[start]
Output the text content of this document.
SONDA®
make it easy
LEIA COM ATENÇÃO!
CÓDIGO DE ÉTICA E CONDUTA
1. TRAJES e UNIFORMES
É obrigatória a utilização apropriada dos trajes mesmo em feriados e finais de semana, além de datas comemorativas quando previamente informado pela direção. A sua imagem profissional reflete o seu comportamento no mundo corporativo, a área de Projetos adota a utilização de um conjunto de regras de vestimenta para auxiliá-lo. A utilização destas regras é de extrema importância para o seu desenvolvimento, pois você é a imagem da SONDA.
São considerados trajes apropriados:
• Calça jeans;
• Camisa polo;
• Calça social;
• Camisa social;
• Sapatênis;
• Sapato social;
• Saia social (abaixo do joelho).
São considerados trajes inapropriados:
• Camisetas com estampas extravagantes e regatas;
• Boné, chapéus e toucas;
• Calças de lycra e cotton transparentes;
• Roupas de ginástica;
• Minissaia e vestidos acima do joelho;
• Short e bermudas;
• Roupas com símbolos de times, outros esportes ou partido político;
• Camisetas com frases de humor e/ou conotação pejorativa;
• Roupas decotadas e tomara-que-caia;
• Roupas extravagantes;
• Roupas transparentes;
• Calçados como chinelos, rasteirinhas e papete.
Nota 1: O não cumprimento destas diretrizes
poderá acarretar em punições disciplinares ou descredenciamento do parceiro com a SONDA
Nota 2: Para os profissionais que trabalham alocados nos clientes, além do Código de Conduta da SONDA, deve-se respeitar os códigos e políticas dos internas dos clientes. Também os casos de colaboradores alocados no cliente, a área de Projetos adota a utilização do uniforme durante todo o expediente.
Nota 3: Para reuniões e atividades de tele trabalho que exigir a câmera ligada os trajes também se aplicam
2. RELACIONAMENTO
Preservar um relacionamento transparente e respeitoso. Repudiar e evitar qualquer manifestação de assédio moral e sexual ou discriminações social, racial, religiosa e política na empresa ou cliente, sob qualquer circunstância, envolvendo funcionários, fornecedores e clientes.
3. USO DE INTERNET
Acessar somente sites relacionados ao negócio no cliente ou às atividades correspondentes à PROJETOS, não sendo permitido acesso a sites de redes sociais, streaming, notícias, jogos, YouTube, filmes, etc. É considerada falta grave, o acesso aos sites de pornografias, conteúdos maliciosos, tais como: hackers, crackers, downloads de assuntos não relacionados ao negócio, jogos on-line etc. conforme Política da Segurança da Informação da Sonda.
[end]
EXERCISE = Identify every line above with the string "clientes" in it. Copy those lines.

OUTPUT =
Nota 2: Para os profissionais que trabalham alocados nos clientes, além do Código de Conduta da SONDA, deve-se respeitar os códigos e políticas dos internas dos clientes. Também os casos de colaboradores alocados no cliente, a área de Projetos adota a utilização do uniforme durante todo o expediente.
Preservar um relacionamento transparente e respeitoso. Repudiar e evitar qualquer manifestação de assédio moral e sexual ou discriminações social, racial, religiosa e política na empresa ou cliente, sob qualquer circunstância, envolvendo funcionários, fornecedores e clientes.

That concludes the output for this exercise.